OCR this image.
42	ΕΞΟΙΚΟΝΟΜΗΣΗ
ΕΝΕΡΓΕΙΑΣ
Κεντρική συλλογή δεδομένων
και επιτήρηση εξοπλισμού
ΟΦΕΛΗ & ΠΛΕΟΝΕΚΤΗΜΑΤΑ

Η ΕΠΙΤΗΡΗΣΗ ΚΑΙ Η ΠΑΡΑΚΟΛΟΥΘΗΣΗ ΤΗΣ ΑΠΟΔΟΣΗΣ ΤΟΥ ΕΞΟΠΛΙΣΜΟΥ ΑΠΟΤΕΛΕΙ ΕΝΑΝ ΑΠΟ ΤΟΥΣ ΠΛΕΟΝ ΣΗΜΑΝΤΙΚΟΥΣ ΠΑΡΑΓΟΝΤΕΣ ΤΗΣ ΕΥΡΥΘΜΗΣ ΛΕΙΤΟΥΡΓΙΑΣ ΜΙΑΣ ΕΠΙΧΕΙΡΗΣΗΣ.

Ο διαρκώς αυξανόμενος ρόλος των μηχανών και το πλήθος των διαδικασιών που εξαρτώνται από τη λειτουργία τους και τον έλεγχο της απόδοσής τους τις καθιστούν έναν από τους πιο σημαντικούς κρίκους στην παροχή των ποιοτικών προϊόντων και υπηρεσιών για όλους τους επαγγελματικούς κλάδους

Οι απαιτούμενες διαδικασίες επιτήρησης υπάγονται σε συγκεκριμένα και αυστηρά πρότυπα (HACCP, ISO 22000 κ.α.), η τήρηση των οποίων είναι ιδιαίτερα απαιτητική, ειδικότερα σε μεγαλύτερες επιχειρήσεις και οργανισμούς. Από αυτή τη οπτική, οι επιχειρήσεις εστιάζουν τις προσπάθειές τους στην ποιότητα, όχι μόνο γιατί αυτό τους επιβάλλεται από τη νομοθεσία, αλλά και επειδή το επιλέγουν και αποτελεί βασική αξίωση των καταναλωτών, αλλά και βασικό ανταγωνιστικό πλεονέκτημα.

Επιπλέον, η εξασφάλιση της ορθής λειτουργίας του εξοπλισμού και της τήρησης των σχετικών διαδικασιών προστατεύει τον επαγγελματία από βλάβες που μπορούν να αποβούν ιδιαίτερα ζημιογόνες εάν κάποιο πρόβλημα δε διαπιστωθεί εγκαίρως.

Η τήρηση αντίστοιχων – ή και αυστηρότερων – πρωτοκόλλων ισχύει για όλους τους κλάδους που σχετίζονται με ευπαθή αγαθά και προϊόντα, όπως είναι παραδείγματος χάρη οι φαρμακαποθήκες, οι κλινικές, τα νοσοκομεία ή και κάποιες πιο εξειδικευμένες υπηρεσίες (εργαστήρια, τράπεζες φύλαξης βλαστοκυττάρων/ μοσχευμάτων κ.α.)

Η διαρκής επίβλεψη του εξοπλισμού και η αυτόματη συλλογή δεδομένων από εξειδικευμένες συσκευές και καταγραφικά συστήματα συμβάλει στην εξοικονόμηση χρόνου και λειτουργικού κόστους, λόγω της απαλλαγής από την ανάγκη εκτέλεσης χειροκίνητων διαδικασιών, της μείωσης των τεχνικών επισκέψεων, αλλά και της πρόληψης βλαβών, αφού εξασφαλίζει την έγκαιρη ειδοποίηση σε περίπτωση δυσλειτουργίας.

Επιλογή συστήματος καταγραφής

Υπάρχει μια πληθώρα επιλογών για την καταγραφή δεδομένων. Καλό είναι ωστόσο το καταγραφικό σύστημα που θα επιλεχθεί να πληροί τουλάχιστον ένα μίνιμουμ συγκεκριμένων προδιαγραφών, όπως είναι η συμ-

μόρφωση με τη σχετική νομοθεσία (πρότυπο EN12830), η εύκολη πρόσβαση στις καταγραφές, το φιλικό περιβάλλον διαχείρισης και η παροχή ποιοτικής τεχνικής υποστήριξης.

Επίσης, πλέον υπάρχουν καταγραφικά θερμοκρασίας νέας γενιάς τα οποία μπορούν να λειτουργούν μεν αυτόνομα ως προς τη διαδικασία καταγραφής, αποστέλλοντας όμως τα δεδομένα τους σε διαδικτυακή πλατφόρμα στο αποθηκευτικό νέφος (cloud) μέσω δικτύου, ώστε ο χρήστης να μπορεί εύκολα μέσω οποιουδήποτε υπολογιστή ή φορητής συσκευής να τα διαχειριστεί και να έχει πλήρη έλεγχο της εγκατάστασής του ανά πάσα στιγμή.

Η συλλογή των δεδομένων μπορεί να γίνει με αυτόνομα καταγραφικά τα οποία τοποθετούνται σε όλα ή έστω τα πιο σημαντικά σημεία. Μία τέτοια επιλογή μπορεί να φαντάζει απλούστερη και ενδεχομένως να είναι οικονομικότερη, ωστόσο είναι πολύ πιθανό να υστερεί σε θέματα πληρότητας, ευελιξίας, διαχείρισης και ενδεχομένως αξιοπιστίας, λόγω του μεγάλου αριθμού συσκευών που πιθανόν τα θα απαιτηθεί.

——

Set task:
Write an exact transcription of every entry above.

Task output:
OCR this image.
42	ΕΞΟΙΚΟΝΟΜΗΣΗ
ΕΝΕΡΓΕΙΑΣ
Κεντρική συλλογή δεδομένων
και επιτήρηση εξοπλισμού
ΟΦΕΛΗ & ΠΛΕΟΝΕΚΤΗΜΑΤΑ

Η ΕΠΙΤΗΡΗΣΗ ΚΑΙ Η ΠΑΡΑΚΟΛΟΥΘΗΣΗ ΤΗΣ ΑΠΟΔΟΣΗΣ ΤΟΥ ΕΞΟΠΛΙΣΜΟΥ ΑΠΟΤΕΛΕΙ ΕΝΑΝ ΑΠΟ ΤΟΥΣ ΠΛΕΟΝ ΣΗΜΑΝΤΙΚΟΥΣ ΠΑΡΑΓΟΝΤΕΣ ΤΗΣ ΕΥΡΥΘΜΗΣ ΛΕΙΤΟΥΡΓΙΑΣ ΜΙΑΣ ΕΠΙΧΕΙΡΗΣΗΣ.

Ο διαρκώς αυξανόμενος ρόλος των μηχανών και το πλήθος των διαδικασιών που εξαρτώνται από τη λειτουργία τους και τον έλεγχο της απόδοσής τους τις καθιστούν έναν από τους πιο σημαντικούς κρίκους στην παροχή των ποιοτικών προϊόντων και υπηρεσιών για όλους τους επαγγελματικούς κλάδους

Οι απαιτούμενες διαδικασίες επιτήρησης υπάγονται σε συγκεκριμένα και αυστηρά πρότυπα (HACCP, ISO 22000 κ.α.), η τήρηση των οποίων είναι ιδιαίτερα απαιτητική, ειδικότερα σε μεγαλύτερες επιχειρήσεις και οργανισμούς. Από αυτή τη οπτική, οι επιχειρήσεις εστιάζουν τις προσπάθειές τους στην ποιότητα, όχι μόνο γιατί αυτό τους επιβάλλεται από τη νομοθεσία, αλλά και επειδή το επιλέγουν και αποτελεί βασική αξίωση των καταναλωτών, αλλά και βασικό ανταγωνιστικό πλεονέκτημα.

Επιπλέον, η εξασφάλιση της ορθής λειτουργίας του εξοπλισμού και της τήρησης των σχετικών διαδικασιών προστατεύει τον επαγγελματία από βλάβες που μπορούν να αποβούν ιδιαίτερα ζημιογόνες εάν κάποιο πρόβλημα δε διαπιστωθεί εγκαίρως.

Η τήρηση αντίστοιχων – ή και αυστηρότερων – πρωτοκόλλων ισχύει για όλους τους κλάδους που σχετίζονται με ευπαθή αγαθά και προϊόντα, όπως είναι παραδείγματος χάρη οι φαρμακαποθήκες, οι κλινικές, τα νοσοκομεία ή και κάποιες πιο εξειδικευμένες υπηρεσίες (εργαστήρια, τράπεζες φύλαξης βλαστοκυττάρων/ μοσχευμάτων κ.α.)

Η διαρκής επίβλεψη του εξοπλισμού και η αυτόματη συλλογή δεδομένων από εξειδικευμένες συσκευές και καταγραφικά συστήματα συμβάλει στην εξοικονόμηση χρόνου και λειτουργικού κόστους, λόγω της απαλλαγής από την ανάγκη εκτέλεσης χειροκίνητων διαδικασιών, της μείωσης των τεχνικών επισκέψεων, αλλά και της πρόληψης βλαβών, αφού εξασφαλίζει την έγκαιρη ειδοποίηση σε περίπτωση δυσλειτουργίας.

Επιλογή συστήματος καταγραφής

Υπάρχει μια πληθώρα επιλογών για την καταγραφή δεδομένων. Καλό είναι ωστόσο το καταγραφικό σύστημα που θα επιλεχθεί να πληροί τουλάχιστον ένα μίνιμουμ συγκεκριμένων προδιαγραφών, όπως είναι η συμ-

μόρφωση με τη σχετική νομοθεσία (πρότυπο EN12830), η εύκολη πρόσβαση στις καταγραφές, το φιλικό περιβάλλον διαχείρισης και η παροχή ποιοτικής τεχνικής υποστήριξης.

Επίσης, πλέον υπάρχουν καταγραφικά θερμοκρασίας νέας γενιάς τα οποία μπορούν να λειτουργούν μεν αυτόνομα ως προς τη διαδικασία καταγραφής, αποστέλλοντας όμως τα δεδομένα τους σε διαδικτυακή πλατφόρμα στο αποθηκευτικό νέφος (cloud) μέσω δικτύου, ώστε ο χρήστης να μπορεί εύκολα μέσω οποιουδήποτε υπολογιστή ή φορητής συσκευής να τα διαχειριστεί και να έχει πλήρη έλεγχο της εγκατάστασής του ανά πάσα στιγμή.

Η συλλογή των δεδομένων μπορεί να γίνει με αυτόνομα καταγραφικά τα οποία τοποθετούνται σε όλα ή έστω τα πιο σημαντικά σημεία. Μία τέτοια επιλογή μπορεί να φαντάζει απλούστερη και ενδεχομένως να είναι οικονομικότερη, ωστόσο είναι πολύ πιθανό να υστερεί σε θέματα πληρότητας, ευελιξίας, διαχείρισης και ενδεχομένως αξιοπιστίας, λόγω του μεγάλου αριθμού συσκευών που πιθανόν τα θα απαιτηθεί.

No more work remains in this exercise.